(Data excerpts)
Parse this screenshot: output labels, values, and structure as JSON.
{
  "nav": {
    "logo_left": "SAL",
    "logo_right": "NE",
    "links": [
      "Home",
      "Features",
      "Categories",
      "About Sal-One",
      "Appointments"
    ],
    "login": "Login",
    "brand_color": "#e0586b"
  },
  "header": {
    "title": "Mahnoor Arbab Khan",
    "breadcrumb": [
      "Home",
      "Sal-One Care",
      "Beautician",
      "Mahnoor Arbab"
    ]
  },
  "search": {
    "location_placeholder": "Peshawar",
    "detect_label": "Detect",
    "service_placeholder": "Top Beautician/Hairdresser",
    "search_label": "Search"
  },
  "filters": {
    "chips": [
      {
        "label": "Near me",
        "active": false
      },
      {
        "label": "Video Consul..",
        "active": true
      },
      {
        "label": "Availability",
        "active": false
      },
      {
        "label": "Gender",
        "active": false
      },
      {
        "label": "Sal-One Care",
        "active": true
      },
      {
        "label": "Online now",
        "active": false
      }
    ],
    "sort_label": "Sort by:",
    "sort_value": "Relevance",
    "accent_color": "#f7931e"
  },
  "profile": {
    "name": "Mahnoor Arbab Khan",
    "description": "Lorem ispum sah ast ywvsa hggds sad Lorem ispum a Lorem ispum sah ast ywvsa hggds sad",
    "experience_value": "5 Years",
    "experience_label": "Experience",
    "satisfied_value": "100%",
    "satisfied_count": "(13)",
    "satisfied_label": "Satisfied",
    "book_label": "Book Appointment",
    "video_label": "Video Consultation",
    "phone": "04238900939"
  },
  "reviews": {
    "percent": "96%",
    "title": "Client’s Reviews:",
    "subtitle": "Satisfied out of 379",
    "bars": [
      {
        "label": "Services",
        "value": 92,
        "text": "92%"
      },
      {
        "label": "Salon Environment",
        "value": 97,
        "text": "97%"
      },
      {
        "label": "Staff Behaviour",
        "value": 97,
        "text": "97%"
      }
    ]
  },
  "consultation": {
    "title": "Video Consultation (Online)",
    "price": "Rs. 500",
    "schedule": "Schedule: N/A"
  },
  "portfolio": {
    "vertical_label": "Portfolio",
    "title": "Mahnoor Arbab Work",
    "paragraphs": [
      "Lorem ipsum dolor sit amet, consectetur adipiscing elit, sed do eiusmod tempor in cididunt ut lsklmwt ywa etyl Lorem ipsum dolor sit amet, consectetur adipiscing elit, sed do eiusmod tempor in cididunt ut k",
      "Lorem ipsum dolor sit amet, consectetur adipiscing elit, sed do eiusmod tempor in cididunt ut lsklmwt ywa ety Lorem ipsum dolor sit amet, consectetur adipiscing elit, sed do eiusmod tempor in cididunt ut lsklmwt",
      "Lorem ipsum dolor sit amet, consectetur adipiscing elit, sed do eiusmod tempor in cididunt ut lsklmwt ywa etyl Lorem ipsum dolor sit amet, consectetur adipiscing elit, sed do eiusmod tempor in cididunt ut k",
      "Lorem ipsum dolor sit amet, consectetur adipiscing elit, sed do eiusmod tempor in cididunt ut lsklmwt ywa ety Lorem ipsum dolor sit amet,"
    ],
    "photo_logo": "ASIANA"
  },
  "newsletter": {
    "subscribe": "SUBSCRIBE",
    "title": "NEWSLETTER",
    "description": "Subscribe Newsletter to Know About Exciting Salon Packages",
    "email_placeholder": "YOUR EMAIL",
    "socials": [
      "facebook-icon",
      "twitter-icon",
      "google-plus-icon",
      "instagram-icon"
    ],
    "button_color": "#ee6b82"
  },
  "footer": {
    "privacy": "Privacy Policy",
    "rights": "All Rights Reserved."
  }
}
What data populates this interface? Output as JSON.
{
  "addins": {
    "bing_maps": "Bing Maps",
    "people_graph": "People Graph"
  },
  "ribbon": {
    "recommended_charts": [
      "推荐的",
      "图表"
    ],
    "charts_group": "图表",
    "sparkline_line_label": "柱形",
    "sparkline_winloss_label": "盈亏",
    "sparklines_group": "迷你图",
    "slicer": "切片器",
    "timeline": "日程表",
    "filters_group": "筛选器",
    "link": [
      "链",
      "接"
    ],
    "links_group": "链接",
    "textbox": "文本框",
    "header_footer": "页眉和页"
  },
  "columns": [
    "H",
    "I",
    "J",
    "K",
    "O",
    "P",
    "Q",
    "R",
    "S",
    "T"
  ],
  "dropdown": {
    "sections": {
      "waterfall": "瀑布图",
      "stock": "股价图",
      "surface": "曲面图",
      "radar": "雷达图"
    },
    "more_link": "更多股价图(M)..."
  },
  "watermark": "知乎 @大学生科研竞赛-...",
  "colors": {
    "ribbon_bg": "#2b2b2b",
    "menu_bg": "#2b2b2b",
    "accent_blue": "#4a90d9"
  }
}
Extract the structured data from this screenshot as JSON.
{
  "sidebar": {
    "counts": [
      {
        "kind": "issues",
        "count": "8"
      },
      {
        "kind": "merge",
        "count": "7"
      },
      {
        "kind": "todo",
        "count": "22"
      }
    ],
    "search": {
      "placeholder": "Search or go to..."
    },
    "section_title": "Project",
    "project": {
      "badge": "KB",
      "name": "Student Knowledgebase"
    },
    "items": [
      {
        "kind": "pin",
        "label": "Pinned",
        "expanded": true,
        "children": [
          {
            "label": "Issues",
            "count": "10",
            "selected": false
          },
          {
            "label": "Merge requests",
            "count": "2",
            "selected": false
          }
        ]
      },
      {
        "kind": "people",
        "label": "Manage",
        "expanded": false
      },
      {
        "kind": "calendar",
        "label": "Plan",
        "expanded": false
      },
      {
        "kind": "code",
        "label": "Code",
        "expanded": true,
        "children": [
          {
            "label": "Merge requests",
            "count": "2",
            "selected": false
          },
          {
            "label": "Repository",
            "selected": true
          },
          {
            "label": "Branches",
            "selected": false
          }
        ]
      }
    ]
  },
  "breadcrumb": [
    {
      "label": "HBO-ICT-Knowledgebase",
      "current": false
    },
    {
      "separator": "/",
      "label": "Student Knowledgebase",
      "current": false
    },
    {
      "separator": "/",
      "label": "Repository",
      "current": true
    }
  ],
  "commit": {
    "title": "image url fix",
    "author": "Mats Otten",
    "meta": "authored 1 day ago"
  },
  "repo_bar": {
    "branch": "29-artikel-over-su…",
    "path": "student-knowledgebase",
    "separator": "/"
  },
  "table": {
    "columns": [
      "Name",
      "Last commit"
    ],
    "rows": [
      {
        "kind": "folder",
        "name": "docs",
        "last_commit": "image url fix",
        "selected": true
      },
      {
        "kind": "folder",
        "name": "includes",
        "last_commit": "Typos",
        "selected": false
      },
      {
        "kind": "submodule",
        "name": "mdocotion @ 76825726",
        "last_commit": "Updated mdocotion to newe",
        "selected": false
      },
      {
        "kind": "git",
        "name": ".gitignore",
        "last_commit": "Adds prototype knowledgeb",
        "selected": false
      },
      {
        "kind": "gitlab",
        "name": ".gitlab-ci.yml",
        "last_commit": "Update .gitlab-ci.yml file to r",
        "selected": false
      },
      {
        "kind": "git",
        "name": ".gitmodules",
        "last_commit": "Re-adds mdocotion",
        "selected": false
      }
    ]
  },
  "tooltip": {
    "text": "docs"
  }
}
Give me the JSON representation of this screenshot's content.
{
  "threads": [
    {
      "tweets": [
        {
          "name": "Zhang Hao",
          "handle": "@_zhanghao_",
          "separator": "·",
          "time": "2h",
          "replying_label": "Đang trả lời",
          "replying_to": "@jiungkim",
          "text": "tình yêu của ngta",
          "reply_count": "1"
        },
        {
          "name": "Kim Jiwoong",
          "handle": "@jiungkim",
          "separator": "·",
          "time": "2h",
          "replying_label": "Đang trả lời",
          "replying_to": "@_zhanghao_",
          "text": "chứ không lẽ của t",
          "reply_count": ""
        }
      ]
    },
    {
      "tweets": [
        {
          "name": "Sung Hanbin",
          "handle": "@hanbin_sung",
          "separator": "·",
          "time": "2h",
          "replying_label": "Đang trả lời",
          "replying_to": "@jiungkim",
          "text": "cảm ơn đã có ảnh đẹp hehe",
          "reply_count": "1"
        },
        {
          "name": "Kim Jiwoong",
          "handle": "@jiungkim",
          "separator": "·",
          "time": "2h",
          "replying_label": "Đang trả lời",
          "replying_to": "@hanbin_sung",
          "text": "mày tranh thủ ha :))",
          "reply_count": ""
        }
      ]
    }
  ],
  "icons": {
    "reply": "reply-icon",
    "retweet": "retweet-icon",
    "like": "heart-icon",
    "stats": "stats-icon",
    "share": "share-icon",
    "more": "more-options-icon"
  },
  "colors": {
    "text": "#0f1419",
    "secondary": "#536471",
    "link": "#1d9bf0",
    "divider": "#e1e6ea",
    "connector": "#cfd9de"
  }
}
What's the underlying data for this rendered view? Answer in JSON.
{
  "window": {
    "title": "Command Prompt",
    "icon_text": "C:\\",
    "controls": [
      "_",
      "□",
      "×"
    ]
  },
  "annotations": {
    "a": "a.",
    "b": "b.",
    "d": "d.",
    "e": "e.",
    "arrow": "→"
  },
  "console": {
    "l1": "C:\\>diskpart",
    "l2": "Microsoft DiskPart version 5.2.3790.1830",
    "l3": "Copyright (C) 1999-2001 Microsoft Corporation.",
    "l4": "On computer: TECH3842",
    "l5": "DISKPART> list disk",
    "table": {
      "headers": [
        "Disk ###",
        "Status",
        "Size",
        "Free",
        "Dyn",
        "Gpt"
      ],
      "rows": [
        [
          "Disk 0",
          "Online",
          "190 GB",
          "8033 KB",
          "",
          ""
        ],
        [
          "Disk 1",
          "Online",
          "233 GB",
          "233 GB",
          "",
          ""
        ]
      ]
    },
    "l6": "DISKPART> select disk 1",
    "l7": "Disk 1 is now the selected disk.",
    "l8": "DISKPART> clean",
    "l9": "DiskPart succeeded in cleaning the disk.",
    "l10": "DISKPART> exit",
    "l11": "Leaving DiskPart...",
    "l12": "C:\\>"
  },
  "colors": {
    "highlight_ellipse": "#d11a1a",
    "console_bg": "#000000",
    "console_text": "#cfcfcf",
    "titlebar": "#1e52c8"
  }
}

Aim.
In the material above, find each line that contains the word "Khan", and select it.

Answer to this task.
    "title": "Mahnoor Arbab Khan",
    "name": "Mahnoor Arbab Khan",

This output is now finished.